In einer solch prekären Sicherheitslage verwundert es nicht, daß in Dili dringend erwünschte und benötigte (Privat-)Investitionen aus dem Ausland ausbleiben. Ein wirtschaftlicher Aufschwung stellte sich auch deshalb nicht ein, weil mit dem großen südlichen Nachbarn Australien noch keine für beide Seiten befriedigende Lösung über strittige Fragen zum Grenzverlauf in der Timorsee gefunden wurde. Canberra erhebt Anspruch auf die reichen Erdölvorkommen vor den Küsten Osttimors. Deren Einkünfte hatte Dili jedoch auf Drängen des Wirtschaftsfachmanns und Expremiers Mari Alkatiri in seine Wirtschaftsplanung einbezogen. Australien möchte den Grenzverlauf entlang des australischen Kontinentalsockels festlegen, der bis auf achtzig Kilometer an die Südküste Osttimors heranreicht. Osttimor beharrt dagegen auf einem Grenzverlauf in der Mitte zwischen beiden Ländern.

Vergessen als politisches Programm

Wenngleich Osttimors Staatsführung in Gusmão und Ramos-Horta über integre Persönlichkeiten verfügt, die lange im Untergrund für die Freiheit gekämpft hatten, lehnte ausgerechnet dieses Tandem vehement eine Strafverfolgung von Tätern in den Jahren der indonesischen Besetzung von 1975 bis 1999 strikt ab und betrieb statt dessen in vorauseilendem Gehorsam die unbedingte »Normalität der nachbarschaftlichen Beziehungen zu Jakarta«. Wiederholt rechtfertigte Gusmão diese Position mit den Worten: »Wir sprechen von Gerechtigkeit als Gerechtigkeit und nicht als Rache. Stellen wir aber Gerechtigkeit vor Versöhnung, wird Indonesien dies als Rache betrachten.« Ende November 2005 sprach sich der Präsident in einer Rede an das Parlament gar gegen die Empfehlungen der Wahrheitskommission seines Landes aus und lehnte die Veröffentlichung des von ihr erstellten, 2500 Seiten starken Berichts ab. Gleichzeitig wandte sich der Präsident gegen die Empfehlung zur Wiedergutmachung für die zahlreichen Opfer seines Landes durch westliche Regierungen, die Indonesien mit Waffen beliefert und die Besatzung Osttimors gebilligt hatten. Der wohl geschmackloseste Kotau aber war, daß sich Gusmão ausgerechnet im indonesischen Wahljahr 2004 mit dem damaligen Präsidentschaftsaspiranten General Wiranto traf. Der war einst Oberkommandierender der indonesischen Streitkräfte und Verteidigungsminister seines Landes und gilt auch als Hauptverantwortlicher der Massaker von 1999.

Untersuchte Zeilen
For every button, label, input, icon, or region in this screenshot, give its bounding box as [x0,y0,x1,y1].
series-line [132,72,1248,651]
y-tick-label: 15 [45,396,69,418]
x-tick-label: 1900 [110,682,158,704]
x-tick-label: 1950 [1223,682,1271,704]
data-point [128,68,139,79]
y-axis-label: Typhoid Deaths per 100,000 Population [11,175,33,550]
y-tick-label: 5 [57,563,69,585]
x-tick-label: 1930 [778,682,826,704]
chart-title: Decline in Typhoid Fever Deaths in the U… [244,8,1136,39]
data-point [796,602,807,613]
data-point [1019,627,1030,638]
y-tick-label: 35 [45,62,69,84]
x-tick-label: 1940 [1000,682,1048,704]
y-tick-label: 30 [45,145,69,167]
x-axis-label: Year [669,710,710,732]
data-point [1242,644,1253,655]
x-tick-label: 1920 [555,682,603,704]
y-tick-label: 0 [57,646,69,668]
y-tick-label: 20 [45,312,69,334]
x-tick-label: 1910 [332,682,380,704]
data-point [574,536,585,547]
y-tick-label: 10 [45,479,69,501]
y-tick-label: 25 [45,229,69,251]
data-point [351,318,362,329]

Aufgabe 1
Prüfe, ob die folgenden Aussagen mit dem Auszug über Osttimor übereinstimmen, und beantworte jede mit Ja oder Nein samt den entscheidenden Worten des Auszugs als wörtlichem Zitat.
(a) Australien will die Grenze entlang seines Kontinentalsockels ziehen.
(b) Gusmão und Ramos-Horta setzten sich für eine Strafverfolgung der Täter aus der Besatzungszeit ein.
(c) Gusmão befürwortete die Veröffentlichung des Berichts der Wahrheitskommission.
Aufgabe 2
Fasse den Auszug über Osttimor in zwei Sätzen zusammen.

Lösung 1
(a) Ja: »Australien möchte den Grenzverlauf entlang des australischen Kontinentalsockels festlegen«
(b) Nein: »lehnte ausgerechnet dieses Tandem vehement eine Strafverfolgung von Tätern in den Jahren der indonesischen Besetzung von 1975 bis 1999 strikt ab«
(c) Nein: »lehnte die Veröffentlichung des von ihr erstellten, 2500 Seiten starken Berichts ab«

Lösung 2
Wegen der prekären Sicherheitslage bleiben ausländische Investitionen in Osttimor aus, und mit Australien ist der Streit um den Grenzverlauf in der Timorsee und die dortigen Erdölvorkommen noch ungelöst. Gusmão und Ramos-Horta lehnten eine Strafverfolgung der Täter aus der indonesischen Besatzungszeit ab, und Gusmão stellte sich gegen die Empfehlungen der Wahrheitskommission und traf sich 2004 mit General Wiranto, der als Hauptverantwortlicher der Massaker von 1999 gilt.